- **WHAT NEEDS TO BE DONE**: Count the lines below that contain the word "Britney", and give only that number.

- **EXTRACTED DATA**:
________________
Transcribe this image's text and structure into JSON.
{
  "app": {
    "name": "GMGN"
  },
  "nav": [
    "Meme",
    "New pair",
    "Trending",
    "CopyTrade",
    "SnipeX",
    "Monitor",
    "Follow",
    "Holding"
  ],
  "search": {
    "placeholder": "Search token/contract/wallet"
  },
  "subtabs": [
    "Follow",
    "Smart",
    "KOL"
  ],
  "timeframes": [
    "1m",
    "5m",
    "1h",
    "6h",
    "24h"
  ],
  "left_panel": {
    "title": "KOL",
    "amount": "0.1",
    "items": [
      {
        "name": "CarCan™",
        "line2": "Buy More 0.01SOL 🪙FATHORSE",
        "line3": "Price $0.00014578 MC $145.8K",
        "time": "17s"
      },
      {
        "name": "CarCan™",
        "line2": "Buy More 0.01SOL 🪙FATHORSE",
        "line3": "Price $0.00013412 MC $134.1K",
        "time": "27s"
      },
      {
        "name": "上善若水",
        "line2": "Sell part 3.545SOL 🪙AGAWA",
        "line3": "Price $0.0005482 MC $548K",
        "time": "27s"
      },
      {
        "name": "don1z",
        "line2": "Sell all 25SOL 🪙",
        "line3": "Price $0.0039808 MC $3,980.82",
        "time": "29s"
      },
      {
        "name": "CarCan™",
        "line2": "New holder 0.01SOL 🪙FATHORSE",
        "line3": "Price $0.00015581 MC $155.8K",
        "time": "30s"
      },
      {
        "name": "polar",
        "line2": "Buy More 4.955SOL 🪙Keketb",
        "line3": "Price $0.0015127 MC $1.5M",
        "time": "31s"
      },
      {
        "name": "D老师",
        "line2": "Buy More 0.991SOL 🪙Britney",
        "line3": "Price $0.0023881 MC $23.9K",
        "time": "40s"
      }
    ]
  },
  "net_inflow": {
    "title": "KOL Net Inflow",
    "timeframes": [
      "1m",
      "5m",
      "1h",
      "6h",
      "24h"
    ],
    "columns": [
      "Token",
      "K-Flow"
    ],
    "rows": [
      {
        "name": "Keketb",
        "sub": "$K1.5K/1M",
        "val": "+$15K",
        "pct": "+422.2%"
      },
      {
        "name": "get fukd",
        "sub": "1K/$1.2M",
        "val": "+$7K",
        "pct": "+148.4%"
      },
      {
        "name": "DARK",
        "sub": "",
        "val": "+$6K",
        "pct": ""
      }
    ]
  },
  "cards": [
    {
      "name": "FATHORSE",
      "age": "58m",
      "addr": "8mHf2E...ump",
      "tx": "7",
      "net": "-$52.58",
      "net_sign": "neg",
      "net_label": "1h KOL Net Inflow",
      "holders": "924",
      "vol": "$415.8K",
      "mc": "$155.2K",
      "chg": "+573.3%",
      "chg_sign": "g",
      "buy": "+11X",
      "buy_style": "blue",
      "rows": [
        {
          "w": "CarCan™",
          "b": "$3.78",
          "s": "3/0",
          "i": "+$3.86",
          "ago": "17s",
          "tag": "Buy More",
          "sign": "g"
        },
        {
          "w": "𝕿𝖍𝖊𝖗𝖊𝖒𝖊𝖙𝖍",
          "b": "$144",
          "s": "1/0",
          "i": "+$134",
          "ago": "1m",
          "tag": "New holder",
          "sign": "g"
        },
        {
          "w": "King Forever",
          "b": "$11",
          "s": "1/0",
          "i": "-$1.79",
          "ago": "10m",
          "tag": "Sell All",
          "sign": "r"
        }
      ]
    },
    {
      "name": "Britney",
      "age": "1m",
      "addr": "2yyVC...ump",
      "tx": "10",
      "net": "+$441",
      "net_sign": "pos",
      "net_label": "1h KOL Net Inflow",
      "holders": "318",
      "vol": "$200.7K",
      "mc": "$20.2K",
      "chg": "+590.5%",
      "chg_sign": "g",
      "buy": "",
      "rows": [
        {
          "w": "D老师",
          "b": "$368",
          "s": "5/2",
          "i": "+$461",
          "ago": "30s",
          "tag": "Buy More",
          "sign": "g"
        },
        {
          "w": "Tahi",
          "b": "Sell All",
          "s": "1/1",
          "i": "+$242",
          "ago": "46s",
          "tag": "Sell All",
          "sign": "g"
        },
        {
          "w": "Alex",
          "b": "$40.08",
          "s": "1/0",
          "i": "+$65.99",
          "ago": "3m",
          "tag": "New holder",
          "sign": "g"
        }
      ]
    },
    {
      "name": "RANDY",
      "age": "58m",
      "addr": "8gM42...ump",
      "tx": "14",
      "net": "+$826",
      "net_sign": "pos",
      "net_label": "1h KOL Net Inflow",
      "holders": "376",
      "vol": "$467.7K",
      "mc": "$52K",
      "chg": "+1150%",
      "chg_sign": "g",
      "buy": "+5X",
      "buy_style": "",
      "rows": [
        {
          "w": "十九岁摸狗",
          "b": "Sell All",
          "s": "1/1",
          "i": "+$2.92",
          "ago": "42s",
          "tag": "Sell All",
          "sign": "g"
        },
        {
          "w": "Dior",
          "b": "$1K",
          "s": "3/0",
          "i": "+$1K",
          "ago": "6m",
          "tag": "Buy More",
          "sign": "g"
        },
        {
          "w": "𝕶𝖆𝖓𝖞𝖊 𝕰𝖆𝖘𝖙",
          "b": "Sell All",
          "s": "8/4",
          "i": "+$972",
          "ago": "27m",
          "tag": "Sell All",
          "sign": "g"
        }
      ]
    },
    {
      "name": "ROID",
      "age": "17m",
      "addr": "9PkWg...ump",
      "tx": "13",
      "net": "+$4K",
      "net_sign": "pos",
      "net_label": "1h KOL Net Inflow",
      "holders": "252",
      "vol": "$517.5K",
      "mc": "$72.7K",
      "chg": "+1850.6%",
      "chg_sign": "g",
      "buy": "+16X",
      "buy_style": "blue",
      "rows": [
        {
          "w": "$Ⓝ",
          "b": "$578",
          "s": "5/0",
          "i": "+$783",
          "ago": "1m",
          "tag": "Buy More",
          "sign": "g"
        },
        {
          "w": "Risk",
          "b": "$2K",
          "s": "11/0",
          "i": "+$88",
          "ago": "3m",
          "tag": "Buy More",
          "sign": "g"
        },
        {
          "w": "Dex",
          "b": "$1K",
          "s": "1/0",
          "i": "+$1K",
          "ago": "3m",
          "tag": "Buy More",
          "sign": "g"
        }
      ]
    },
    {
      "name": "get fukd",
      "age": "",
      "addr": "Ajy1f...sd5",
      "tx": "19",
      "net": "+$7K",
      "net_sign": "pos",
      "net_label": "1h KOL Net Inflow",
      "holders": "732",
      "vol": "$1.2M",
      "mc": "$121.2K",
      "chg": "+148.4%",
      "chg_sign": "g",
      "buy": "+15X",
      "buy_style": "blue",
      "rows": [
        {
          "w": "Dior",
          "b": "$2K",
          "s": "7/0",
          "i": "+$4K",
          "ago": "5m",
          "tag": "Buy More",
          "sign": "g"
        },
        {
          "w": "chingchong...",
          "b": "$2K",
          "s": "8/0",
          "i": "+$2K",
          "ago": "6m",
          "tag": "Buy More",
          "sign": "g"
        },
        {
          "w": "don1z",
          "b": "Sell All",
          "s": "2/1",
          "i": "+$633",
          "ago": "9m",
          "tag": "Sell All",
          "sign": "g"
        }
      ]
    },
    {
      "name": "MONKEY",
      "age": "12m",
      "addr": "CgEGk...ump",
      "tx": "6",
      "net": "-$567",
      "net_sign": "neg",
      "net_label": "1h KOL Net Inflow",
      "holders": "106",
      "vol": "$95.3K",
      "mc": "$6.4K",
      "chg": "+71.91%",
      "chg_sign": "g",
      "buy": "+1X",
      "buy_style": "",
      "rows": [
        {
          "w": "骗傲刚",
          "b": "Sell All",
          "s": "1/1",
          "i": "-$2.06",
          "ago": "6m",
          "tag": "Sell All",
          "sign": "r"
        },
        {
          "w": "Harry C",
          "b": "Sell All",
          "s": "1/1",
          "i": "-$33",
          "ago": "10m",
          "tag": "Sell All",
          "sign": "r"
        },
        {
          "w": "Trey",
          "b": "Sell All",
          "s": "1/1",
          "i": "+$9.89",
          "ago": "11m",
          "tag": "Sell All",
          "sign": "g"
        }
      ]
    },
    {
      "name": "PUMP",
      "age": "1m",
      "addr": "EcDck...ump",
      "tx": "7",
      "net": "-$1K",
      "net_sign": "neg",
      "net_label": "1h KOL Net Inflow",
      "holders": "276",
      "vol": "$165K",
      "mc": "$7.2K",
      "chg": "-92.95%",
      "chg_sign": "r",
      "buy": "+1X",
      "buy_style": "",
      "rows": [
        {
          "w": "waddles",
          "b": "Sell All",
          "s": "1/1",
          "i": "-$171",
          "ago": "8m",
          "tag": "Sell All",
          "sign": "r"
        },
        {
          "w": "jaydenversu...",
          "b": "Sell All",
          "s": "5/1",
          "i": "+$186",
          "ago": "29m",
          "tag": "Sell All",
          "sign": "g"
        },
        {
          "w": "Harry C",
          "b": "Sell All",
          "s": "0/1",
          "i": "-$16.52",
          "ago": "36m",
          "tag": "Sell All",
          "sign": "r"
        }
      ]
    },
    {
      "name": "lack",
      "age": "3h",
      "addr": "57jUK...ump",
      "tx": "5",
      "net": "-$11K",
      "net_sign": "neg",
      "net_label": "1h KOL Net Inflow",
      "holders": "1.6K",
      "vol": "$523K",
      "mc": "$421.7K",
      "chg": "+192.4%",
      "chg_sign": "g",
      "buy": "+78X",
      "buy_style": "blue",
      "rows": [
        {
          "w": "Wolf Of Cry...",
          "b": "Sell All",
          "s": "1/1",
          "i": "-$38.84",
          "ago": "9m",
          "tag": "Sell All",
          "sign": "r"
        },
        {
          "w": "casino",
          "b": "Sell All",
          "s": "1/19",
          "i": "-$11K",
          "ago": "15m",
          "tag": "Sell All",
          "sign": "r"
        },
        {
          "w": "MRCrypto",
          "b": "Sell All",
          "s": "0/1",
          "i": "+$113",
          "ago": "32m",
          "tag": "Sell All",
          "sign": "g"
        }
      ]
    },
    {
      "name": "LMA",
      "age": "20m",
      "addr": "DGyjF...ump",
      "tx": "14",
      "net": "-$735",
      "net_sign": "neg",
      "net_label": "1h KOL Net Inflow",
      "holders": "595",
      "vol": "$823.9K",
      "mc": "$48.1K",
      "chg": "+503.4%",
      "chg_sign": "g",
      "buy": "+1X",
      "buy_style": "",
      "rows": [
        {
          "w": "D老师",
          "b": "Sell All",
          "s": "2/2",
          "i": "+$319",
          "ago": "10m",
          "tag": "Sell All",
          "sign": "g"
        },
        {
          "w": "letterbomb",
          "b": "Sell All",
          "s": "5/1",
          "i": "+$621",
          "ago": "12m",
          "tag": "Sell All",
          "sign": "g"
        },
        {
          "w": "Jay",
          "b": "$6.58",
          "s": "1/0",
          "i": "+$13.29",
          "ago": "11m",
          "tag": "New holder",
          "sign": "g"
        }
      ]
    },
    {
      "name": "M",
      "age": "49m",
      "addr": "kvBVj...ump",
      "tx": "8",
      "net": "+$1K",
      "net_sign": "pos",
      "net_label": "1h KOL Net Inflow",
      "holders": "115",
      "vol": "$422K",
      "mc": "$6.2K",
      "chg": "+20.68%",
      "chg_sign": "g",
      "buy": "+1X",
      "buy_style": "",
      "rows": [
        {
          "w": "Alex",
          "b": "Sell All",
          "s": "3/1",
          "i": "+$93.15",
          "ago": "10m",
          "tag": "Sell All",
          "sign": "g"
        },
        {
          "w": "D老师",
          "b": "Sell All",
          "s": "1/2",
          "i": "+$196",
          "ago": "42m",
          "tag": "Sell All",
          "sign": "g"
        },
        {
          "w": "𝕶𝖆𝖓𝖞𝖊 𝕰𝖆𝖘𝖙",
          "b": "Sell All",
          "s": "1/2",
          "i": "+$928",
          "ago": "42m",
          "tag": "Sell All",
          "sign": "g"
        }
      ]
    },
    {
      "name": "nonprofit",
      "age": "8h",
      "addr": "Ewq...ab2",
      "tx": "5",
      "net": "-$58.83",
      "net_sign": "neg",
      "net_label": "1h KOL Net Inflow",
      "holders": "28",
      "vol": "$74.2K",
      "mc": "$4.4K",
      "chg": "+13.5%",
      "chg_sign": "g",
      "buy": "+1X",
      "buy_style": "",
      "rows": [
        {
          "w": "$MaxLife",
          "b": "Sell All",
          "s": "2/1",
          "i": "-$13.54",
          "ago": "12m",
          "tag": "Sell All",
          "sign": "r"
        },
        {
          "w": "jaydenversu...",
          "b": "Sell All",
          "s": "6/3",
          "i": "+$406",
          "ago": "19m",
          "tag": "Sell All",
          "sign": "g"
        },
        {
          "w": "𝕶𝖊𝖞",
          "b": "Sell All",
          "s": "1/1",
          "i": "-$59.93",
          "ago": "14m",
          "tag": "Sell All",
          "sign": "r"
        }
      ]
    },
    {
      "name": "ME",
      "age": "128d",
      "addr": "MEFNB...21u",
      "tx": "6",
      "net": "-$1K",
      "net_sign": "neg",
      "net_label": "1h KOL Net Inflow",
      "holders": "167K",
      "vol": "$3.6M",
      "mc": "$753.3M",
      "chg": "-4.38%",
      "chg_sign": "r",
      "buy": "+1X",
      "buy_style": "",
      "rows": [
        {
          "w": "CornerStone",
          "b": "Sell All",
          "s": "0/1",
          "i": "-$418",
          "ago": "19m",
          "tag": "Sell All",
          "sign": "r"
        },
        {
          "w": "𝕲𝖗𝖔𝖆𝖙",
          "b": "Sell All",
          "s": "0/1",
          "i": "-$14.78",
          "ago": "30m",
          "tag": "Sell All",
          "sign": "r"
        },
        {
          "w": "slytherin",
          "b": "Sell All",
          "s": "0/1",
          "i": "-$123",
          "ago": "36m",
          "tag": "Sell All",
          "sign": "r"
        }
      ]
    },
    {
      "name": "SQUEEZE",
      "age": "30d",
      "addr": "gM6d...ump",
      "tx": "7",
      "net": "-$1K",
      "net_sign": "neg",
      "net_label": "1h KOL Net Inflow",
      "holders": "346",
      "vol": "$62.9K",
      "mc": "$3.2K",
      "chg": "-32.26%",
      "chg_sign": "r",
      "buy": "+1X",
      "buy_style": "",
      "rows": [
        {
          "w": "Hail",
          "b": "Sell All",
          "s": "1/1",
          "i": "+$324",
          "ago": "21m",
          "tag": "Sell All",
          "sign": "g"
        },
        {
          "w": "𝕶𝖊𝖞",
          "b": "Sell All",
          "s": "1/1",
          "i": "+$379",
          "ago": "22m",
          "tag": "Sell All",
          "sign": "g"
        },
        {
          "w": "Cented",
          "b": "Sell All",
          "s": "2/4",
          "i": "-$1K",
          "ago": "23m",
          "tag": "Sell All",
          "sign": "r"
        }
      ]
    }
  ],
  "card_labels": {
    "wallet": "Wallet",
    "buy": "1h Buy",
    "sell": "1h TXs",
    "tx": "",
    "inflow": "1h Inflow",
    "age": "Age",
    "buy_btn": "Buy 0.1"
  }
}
________________
- **REPLY**: 2